From the listing below, extract every line in which the word "color" appears.
━━━━━ DATASET
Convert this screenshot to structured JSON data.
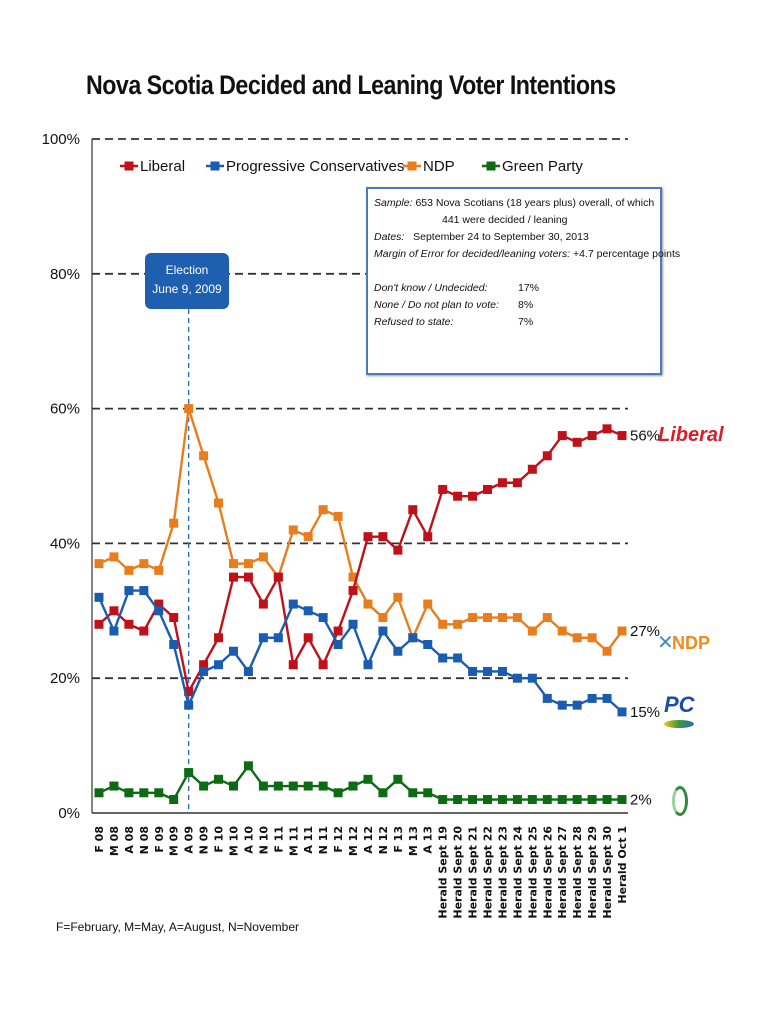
{
  "title": "Nova Scotia Decided and Leaning Voter Intentions",
  "footnote": "F=February, M=May, A=August, N=November",
  "election_callout": {
    "line1": "Election",
    "line2": "June 9, 2009",
    "category": "A 09"
  },
  "info_box": {
    "sample_label": "Sample:",
    "sample_text": "653 Nova Scotians (18 years plus) overall, of which",
    "sample_text2": "441 were decided / leaning",
    "dates_label": "Dates:",
    "dates_text": "September 24 to September 30, 2013",
    "moe_label": "Margin of Error for decided/leaning voters:",
    "moe_text": "+4.7 percentage points",
    "stats": [
      {
        "label": "Don't know / Undecided:",
        "value": "17%"
      },
      {
        "label": "None / Do not plan to vote:",
        "value": "8%"
      },
      {
        "label": "Refused to state:",
        "value": "7%"
      }
    ]
  },
  "logos": {
    "liberal": "Liberal",
    "ndp": "NDP",
    "pc": "PC"
  },
  "chart_data": {
    "type": "line",
    "title": "Nova Scotia Decided and Leaning Voter Intentions",
    "xlabel": "",
    "ylabel": "",
    "ylim": [
      0,
      100
    ],
    "yticks": [
      "0%",
      "20%",
      "40%",
      "60%",
      "80%",
      "100%"
    ],
    "grid": "horizontal dashed at 20% intervals",
    "legend_position": "top-left",
    "categories": [
      "F 08",
      "M 08",
      "A 08",
      "N 08",
      "F 09",
      "M 09",
      "A 09",
      "N 09",
      "F 10",
      "M 10",
      "A 10",
      "N 10",
      "F 11",
      "M 11",
      "A 11",
      "N 11",
      "F 12",
      "M 12",
      "A 12",
      "N 12",
      "F 13",
      "M 13",
      "A 13",
      "Herald Sept 19",
      "Herald Sept 20",
      "Herald Sept 21",
      "Herald Sept 22",
      "Herald Sept 23",
      "Herald Sept 24",
      "Herald Sept 25",
      "Herald Sept 26",
      "Herald Sept 27",
      "Herald Sept 28",
      "Herald Sept 29",
      "Herald Sept 30",
      "Herald Oct 1"
    ],
    "series": [
      {
        "name": "Liberal",
        "color": "#c0101a",
        "end_label": "56%",
        "values": [
          28,
          30,
          28,
          27,
          31,
          29,
          18,
          22,
          26,
          35,
          35,
          31,
          35,
          22,
          26,
          22,
          27,
          33,
          41,
          41,
          39,
          45,
          41,
          48,
          47,
          47,
          48,
          49,
          49,
          51,
          53,
          56,
          55,
          56,
          57,
          56
        ]
      },
      {
        "name": "Progressive Conservatives",
        "color": "#1a5cb0",
        "end_label": "15%",
        "values": [
          32,
          27,
          33,
          33,
          30,
          25,
          16,
          21,
          22,
          24,
          21,
          26,
          26,
          31,
          30,
          29,
          25,
          28,
          22,
          27,
          24,
          26,
          25,
          23,
          23,
          21,
          21,
          21,
          20,
          20,
          17,
          16,
          16,
          17,
          17,
          15
        ]
      },
      {
        "name": "NDP",
        "color": "#e87d1e",
        "end_label": "27%",
        "values": [
          37,
          38,
          36,
          37,
          36,
          43,
          60,
          53,
          46,
          37,
          37,
          38,
          35,
          42,
          41,
          45,
          44,
          35,
          31,
          29,
          32,
          26,
          31,
          28,
          28,
          29,
          29,
          29,
          29,
          27,
          29,
          27,
          26,
          26,
          24,
          27
        ]
      },
      {
        "name": "Green Party",
        "color": "#0d6b14",
        "end_label": "2%",
        "values": [
          3,
          4,
          3,
          3,
          3,
          2,
          6,
          4,
          5,
          4,
          7,
          4,
          4,
          4,
          4,
          4,
          3,
          4,
          5,
          3,
          5,
          3,
          3,
          2,
          2,
          2,
          2,
          2,
          2,
          2,
          2,
          2,
          2,
          2,
          2,
          2
        ]
      }
    ]
  }
}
━━━━━━━━━━
> RESPONSE BELOW
        "color": "#c0101a",
        "color": "#1a5cb0",
        "color": "#e87d1e",
        "color": "#0d6b14",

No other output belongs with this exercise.